▶ READING TEXT:
There are many scenarios, in which the same images are requested from the backend multiple times in a short period:

  • Same file fetched as download and for thumbnail (eg. PDF thumb)
  • Master/detail/zoom: In ecommerce applications it's common to have the same image as a thumb on the list page, than another thumb and small image on the detail page and maybe even a large/original size image for a zoom view
  • Generating smaller images for different screen resolutions (eg. generating smaller images for phones than desktops)
  • Generating different formats for different user agents (eg. jpeg, webp, jpeg2000)

If a new original is added, it is likely to stay "hot" for some time, until all of the common variants are generated.

My idea is to transform the fetch operations into the same job syntax and cache them the same way as generated versions. There are some caveats when generating cache keys, eg. signed urls would need their cache keys to be generated without signing or they'd be useless. Ideally there would also be the same cache key used for a simple fetch/download job from a client and the same operation cached as part of eg. a thumbnail job.

It would probably also be a good idea to be able to configure a different cache server for backend fetches to avoid cache trashing and be able to allocate cache size separately for originals.

What do you think about the idea?

I'm a bit undecided, because in many cases this can just as well be built using a simple reverse proxy in nginx and pointing the http_engine_host at that proxy. Then again the same can be said for the caching of job results. In my current deployments of the rack dragonfly I've just put an nginx proxy in front of it, so the rack app is idle unless new images are added.

This was present in the initial architecture, but it was taken out for 2 reasons:

  • being deployed on Heroku, the http fetch cache had to be in an external memcache instance.
  • the time needed to fetch from memcache was similar to the time needed to fetch from http, so there was no real performance gain.

What you suggest could be useful in case of a dedicated deployment, where all caches are kept in memory on the same machine. Happy to dig out the old commits if needed.

In terms of implementation, this is what we had: 20a1634

Thanks, I should probably build a small test script that requests multiple versions of the same original and compare performance benefits. This should be most beneficial when the latency to the origin (engine) is high.

Sounds good. Do you still consider this open?

Let's close for now. I can re-open if I find backend caching to be beneficial.

▶ LISTED ENTRIES:
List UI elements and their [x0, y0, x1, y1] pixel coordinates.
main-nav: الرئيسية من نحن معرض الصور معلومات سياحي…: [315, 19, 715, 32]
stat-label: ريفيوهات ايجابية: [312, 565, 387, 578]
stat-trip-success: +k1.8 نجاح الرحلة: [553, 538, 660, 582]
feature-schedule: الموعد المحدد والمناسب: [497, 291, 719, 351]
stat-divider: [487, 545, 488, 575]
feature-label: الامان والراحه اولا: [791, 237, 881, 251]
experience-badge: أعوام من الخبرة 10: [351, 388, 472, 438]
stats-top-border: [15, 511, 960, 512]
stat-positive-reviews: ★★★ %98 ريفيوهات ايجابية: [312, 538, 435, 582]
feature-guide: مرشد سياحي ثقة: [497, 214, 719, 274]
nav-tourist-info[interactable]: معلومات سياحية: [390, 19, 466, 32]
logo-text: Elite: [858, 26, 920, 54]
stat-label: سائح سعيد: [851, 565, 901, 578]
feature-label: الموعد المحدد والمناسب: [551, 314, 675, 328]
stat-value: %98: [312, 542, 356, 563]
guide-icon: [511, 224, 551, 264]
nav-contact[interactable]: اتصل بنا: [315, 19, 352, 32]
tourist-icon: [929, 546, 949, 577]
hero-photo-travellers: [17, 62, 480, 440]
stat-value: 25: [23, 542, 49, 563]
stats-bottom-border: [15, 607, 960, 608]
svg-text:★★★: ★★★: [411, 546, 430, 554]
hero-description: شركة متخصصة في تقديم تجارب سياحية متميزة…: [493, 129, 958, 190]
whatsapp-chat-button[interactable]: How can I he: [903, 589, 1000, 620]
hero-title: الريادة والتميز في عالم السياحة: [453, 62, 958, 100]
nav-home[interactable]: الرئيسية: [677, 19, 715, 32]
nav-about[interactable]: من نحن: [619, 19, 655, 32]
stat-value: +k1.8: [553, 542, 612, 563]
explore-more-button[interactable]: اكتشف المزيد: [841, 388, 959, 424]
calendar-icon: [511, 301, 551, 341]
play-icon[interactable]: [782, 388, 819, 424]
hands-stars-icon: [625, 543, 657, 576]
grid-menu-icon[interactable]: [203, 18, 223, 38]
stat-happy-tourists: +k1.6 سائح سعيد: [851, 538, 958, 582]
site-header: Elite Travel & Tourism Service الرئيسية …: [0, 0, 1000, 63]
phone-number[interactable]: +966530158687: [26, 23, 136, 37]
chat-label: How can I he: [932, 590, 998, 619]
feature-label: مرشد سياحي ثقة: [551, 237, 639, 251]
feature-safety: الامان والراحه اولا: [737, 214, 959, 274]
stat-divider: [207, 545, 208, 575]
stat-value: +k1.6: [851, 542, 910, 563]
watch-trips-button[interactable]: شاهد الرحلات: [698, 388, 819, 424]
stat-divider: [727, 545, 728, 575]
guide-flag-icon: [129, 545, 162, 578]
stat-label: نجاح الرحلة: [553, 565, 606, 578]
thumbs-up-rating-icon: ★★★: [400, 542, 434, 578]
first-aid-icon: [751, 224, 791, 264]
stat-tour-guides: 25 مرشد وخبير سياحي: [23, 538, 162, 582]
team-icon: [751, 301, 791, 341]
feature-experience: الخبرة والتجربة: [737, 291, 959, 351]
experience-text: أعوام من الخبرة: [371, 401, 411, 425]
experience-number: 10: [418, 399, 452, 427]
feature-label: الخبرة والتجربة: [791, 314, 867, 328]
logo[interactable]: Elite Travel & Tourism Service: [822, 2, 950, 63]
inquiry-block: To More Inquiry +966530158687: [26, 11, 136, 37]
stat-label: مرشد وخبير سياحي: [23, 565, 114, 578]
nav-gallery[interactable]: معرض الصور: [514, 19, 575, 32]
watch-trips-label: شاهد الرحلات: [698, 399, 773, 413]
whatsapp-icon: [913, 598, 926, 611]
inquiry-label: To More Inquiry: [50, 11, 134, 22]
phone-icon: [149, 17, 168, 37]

▶ WHAT THE TASK REQUIRES:
From the forum thread on caching backend image fetches, reproduce the passage between "This was present" and "real performance gain.", inclusive.

▶ TASK OUTPUT:
This was present in the initial architecture, but it was taken out for 2 reasons:

  • being deployed on Heroku, the http fetch cache had to be in an external memcache instance.
  • the time needed to fetch from memcache was similar to the time needed to fetch from http, so there was no real performance gain.